* [What the task asks]
Can you retype the records from their first line up to and including the line with "data-point bbox=[728, 499, 735, 506]", without changing anything?

* [Rows from a layout dataset]
····················

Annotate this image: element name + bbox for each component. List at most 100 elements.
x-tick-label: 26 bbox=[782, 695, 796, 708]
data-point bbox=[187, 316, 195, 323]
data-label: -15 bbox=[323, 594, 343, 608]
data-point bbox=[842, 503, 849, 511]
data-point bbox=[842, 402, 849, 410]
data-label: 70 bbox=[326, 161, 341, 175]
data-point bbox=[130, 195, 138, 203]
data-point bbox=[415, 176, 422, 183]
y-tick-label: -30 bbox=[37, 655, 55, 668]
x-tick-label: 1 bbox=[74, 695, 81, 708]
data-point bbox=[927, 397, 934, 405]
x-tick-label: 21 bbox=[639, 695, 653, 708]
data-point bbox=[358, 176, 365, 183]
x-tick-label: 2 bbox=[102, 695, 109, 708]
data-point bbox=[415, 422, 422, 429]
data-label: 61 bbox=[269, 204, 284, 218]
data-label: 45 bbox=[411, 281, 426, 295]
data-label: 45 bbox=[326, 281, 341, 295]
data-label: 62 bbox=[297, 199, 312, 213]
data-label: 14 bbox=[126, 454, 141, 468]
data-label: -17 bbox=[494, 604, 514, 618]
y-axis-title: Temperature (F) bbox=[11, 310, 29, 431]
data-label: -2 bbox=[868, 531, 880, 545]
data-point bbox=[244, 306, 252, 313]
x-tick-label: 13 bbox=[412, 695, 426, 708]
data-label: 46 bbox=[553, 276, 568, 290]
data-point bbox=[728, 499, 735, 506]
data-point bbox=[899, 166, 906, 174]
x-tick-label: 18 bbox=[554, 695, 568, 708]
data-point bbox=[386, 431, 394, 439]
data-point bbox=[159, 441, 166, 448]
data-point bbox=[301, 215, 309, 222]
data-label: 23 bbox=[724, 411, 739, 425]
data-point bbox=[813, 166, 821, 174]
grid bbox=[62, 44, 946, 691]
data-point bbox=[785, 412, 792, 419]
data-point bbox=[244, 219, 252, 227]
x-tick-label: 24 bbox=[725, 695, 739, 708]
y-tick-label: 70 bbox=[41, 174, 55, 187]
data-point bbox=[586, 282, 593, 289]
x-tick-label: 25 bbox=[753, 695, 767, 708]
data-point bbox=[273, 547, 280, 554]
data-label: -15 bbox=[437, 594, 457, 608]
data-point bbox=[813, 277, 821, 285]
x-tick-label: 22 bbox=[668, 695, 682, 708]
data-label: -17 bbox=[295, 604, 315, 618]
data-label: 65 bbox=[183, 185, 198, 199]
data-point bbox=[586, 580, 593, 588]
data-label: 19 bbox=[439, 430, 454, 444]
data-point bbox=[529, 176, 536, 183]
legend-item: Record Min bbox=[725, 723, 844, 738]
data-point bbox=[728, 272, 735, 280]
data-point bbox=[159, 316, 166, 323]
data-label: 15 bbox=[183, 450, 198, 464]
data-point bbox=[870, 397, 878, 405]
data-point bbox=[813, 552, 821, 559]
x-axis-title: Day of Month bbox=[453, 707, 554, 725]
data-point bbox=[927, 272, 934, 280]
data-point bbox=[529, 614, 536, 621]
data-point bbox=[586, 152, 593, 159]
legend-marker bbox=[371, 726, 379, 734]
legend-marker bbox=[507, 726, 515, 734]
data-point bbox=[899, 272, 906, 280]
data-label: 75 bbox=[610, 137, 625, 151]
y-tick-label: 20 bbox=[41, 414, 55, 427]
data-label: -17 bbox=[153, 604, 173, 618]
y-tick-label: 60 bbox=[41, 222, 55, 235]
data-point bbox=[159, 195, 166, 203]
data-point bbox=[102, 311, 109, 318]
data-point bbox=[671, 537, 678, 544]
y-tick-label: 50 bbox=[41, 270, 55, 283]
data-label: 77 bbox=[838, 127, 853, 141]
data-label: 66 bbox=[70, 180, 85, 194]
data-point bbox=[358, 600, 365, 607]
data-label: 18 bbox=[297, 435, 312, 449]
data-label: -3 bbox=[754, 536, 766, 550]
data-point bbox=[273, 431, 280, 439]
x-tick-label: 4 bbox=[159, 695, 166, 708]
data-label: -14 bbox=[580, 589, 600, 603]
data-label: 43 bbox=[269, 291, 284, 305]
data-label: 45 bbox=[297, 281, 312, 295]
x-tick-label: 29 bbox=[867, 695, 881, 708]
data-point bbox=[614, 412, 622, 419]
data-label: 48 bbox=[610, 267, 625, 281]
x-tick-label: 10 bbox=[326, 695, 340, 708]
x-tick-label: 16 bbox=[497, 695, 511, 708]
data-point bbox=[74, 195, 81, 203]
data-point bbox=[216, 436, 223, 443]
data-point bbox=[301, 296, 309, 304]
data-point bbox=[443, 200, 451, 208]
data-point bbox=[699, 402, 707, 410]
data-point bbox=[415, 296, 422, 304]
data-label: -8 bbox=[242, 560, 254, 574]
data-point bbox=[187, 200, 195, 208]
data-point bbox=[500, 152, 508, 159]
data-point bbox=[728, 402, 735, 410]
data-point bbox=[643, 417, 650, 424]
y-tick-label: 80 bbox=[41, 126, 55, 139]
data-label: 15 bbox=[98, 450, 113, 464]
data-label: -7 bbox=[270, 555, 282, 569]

····················

* [Task response]
Annotate this image: element name + bbox for each component. List at most 100 elements.
x-tick-label: 26 bbox=[782, 695, 796, 708]
data-point bbox=[187, 316, 195, 323]
data-label: -15 bbox=[323, 594, 343, 608]
data-point bbox=[842, 503, 849, 511]
data-point bbox=[842, 402, 849, 410]
data-label: 70 bbox=[326, 161, 341, 175]
data-point bbox=[130, 195, 138, 203]
data-point bbox=[415, 176, 422, 183]
y-tick-label: -30 bbox=[37, 655, 55, 668]
x-tick-label: 1 bbox=[74, 695, 81, 708]
data-point bbox=[927, 397, 934, 405]
x-tick-label: 21 bbox=[639, 695, 653, 708]
data-point bbox=[358, 176, 365, 183]
x-tick-label: 2 bbox=[102, 695, 109, 708]
data-point bbox=[415, 422, 422, 429]
data-label: 61 bbox=[269, 204, 284, 218]
data-label: 45 bbox=[411, 281, 426, 295]
data-label: 45 bbox=[326, 281, 341, 295]
data-label: 62 bbox=[297, 199, 312, 213]
data-label: 14 bbox=[126, 454, 141, 468]
data-label: -17 bbox=[494, 604, 514, 618]
y-axis-title: Temperature (F) bbox=[11, 310, 29, 431]
data-label: -2 bbox=[868, 531, 880, 545]
data-point bbox=[244, 306, 252, 313]
x-tick-label: 13 bbox=[412, 695, 426, 708]
data-label: 46 bbox=[553, 276, 568, 290]
data-point bbox=[728, 499, 735, 506]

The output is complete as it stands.